## [Problem description]
Copy out the listing that follows, exactly, without its pictures.

Stored items:
..............................
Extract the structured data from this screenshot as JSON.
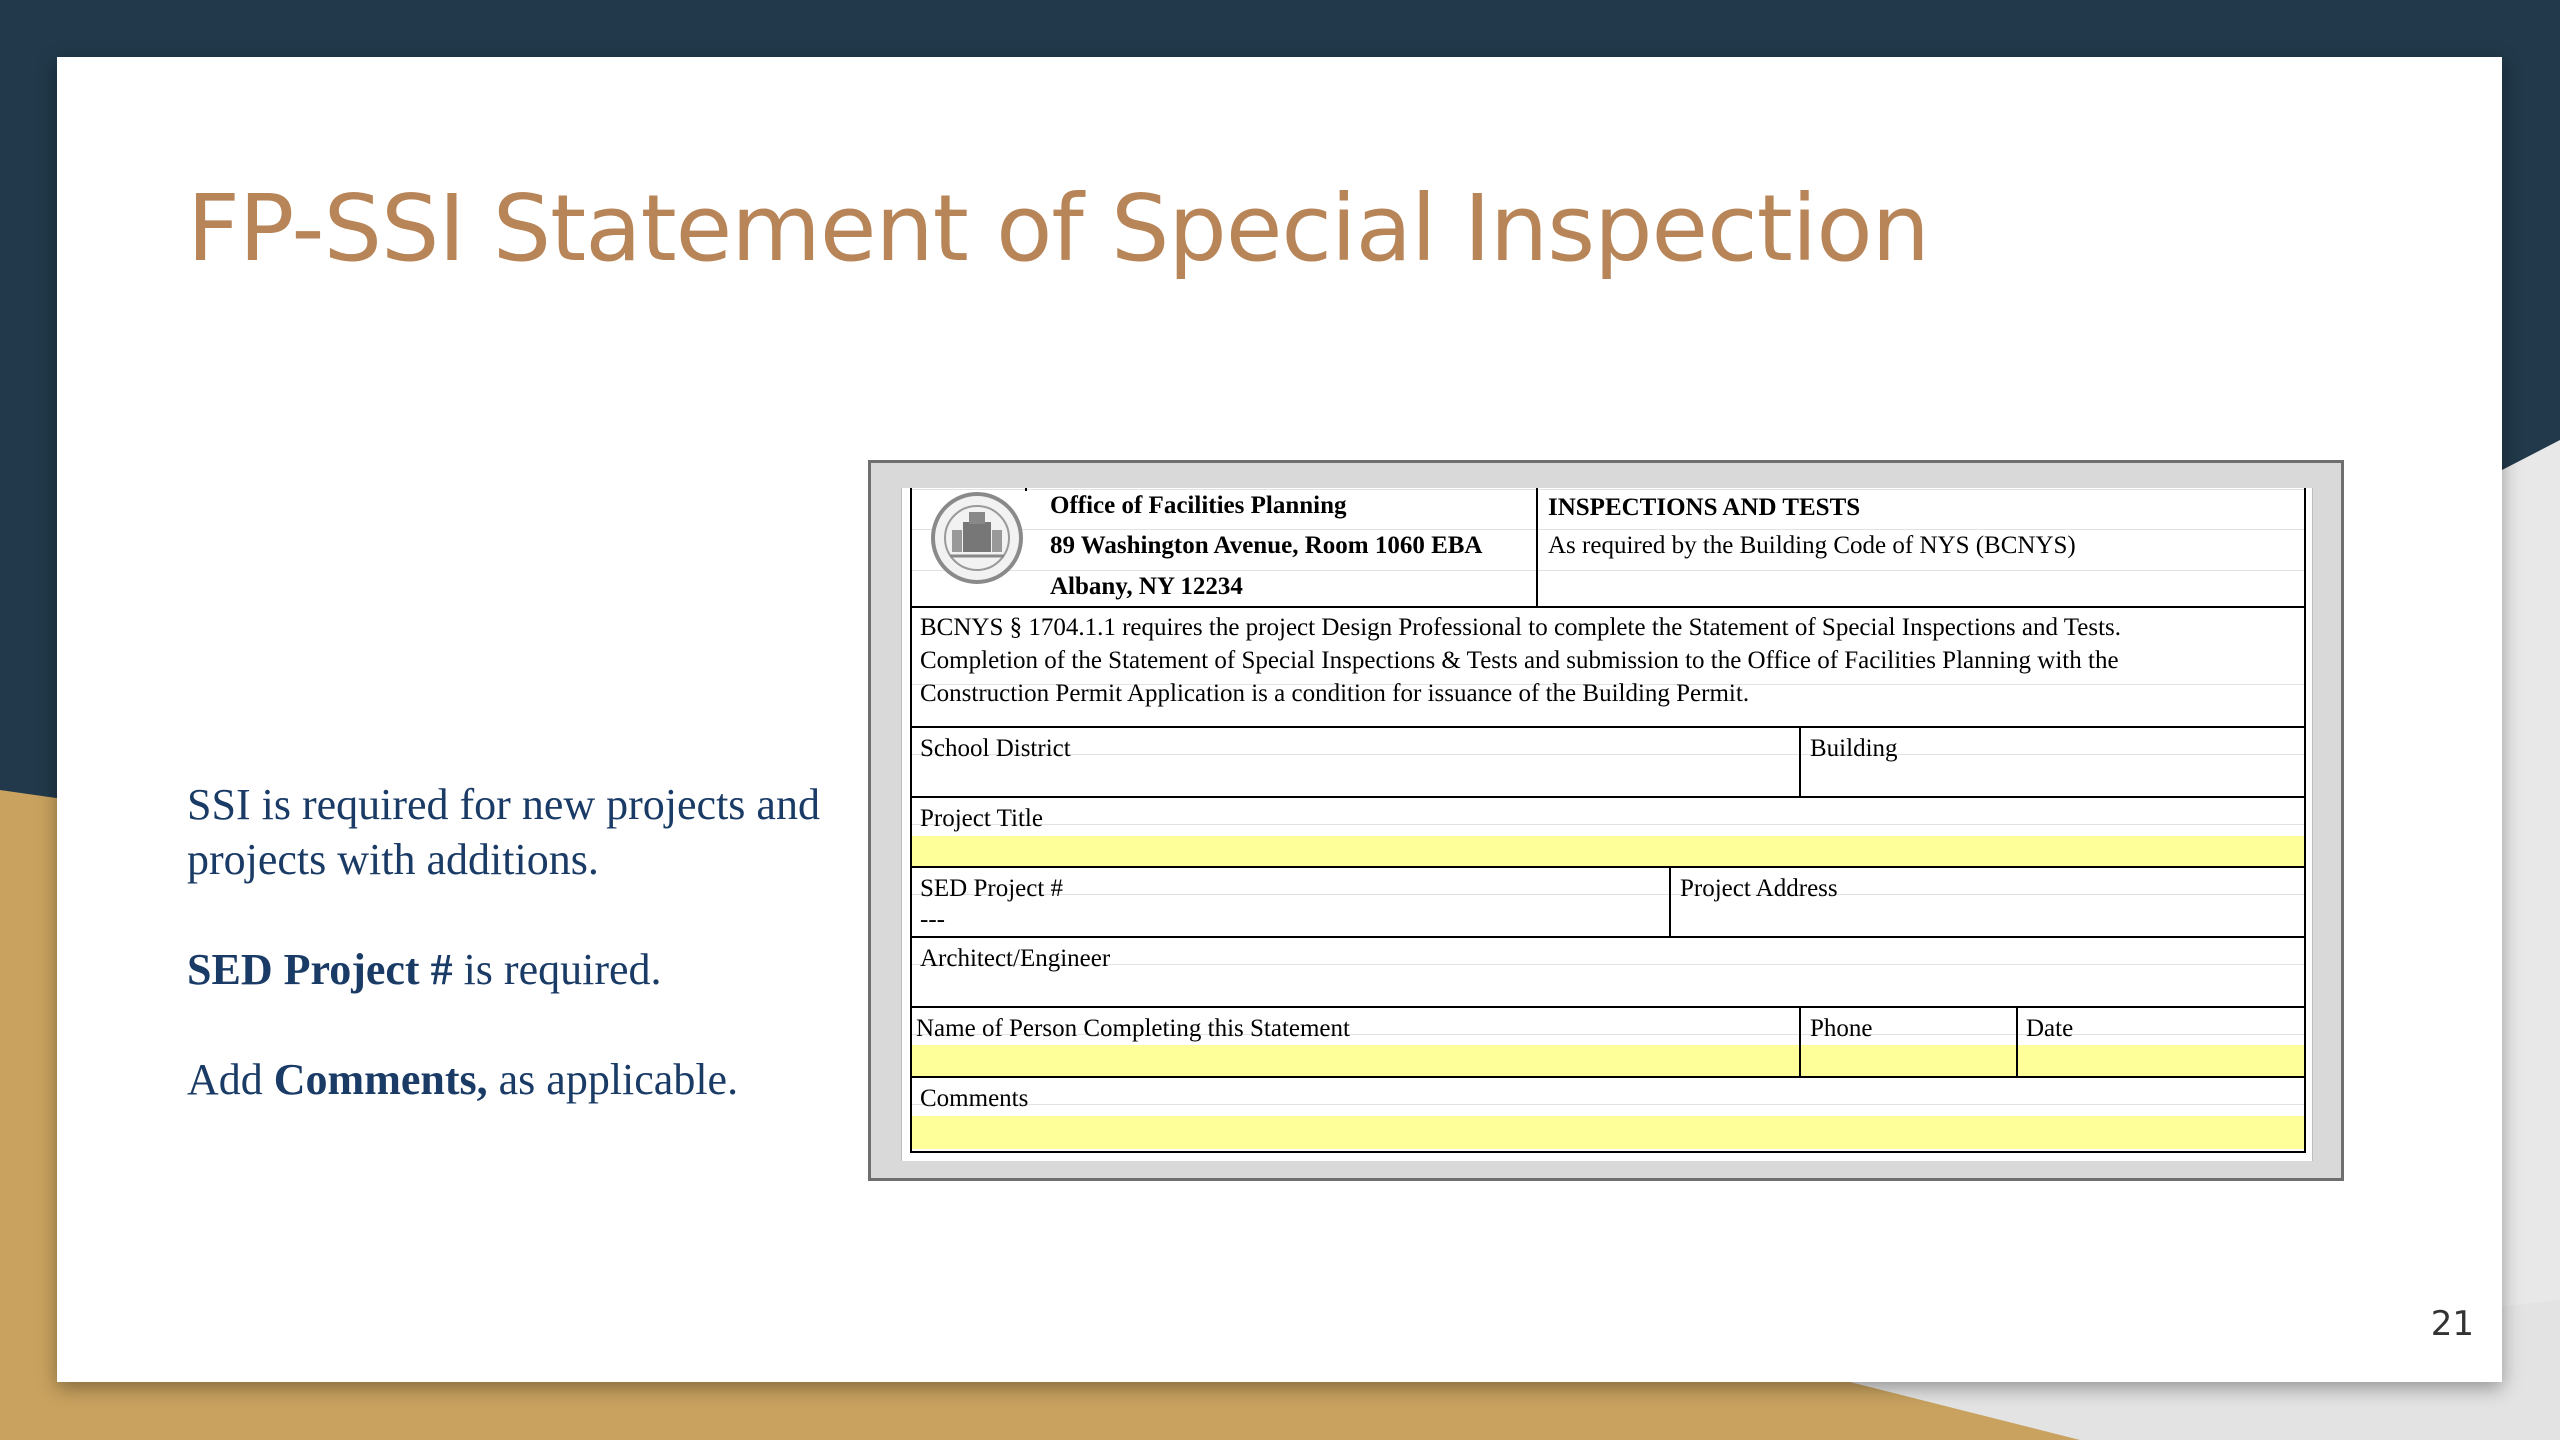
{
  "slide": {
    "title": "FP-SSI Statement of Special Inspection",
    "page_number": "21",
    "bullets": [
      {
        "plain": "SSI is required for new projects and projects with additions."
      },
      {
        "bold": "SED Project #",
        "rest": " is required."
      },
      {
        "plain_before": "Add ",
        "bold": "Comments,",
        "rest": " as applicable."
      }
    ]
  },
  "form": {
    "office": {
      "name": "Office of Facilities Planning",
      "address": "89 Washington Avenue, Room 1060 EBA",
      "city": "Albany, NY  12234"
    },
    "header": {
      "title": "INSPECTIONS AND TESTS",
      "subtitle": "As required by the Building Code of NYS (BCNYS)"
    },
    "notice": [
      "BCNYS § 1704.1.1 requires the project Design Professional to complete the Statement of Special Inspections and Tests.",
      "Completion of the Statement of Special Inspections & Tests and submission to the Office of Facilities Planning with the",
      "Construction Permit Application is a condition for issuance of the Building Permit."
    ],
    "fields": {
      "school_district": "School District",
      "building": "Building",
      "project_title": "Project Title",
      "sed_project": "SED Project #",
      "sed_project_value": "---",
      "project_address": "Project Address",
      "architect": "Architect/Engineer",
      "person": "Name of Person Completing this Statement",
      "phone": "Phone",
      "date": "Date",
      "comments": "Comments"
    },
    "highlight_color": "#ffff99"
  },
  "colors": {
    "title": "#b88559",
    "body_text": "#1a3b66",
    "background_dark": "#21394a",
    "background_gold": "#c9a25f"
  }
}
..............................
## [Full answer]
Extract the structured data from this screenshot as JSON.
{
  "slide": {
    "title": "FP-SSI Statement of Special Inspection",
    "page_number": "21",
    "bullets": [
      {
        "plain": "SSI is required for new projects and projects with additions."
      },
      {
        "bold": "SED Project #",
        "rest": " is required."
      },
      {
        "plain_before": "Add ",
        "bold": "Comments,",
        "rest": " as applicable."
      }
    ]
  },
  "form": {
    "office": {
      "name": "Office of Facilities Planning",
      "address": "89 Washington Avenue, Room 1060 EBA",
      "city": "Albany, NY  12234"
    },
    "header": {
      "title": "INSPECTIONS AND TESTS",
      "subtitle": "As required by the Building Code of NYS (BCNYS)"
    },
    "notice": [
      "BCNYS § 1704.1.1 requires the project Design Professional to complete the Statement of Special Inspections and Tests.",
      "Completion of the Statement of Special Inspections & Tests and submission to the Office of Facilities Planning with the",
      "Construction Permit Application is a condition for issuance of the Building Permit."
    ],
    "fields": {
      "school_district": "School District",
      "building": "Building",
      "project_title": "Project Title",
      "sed_project": "SED Project #",
      "sed_project_value": "---",
      "project_address": "Project Address",
      "architect": "Architect/Engineer",
      "person": "Name of Person Completing this Statement",
      "phone": "Phone",
      "date": "Date",
      "comments": "Comments"
    },
    "highlight_color": "#ffff99"
  },
  "colors": {
    "title": "#b88559",
    "body_text": "#1a3b66",
    "background_dark": "#21394a",
    "background_gold": "#c9a25f"
  }
}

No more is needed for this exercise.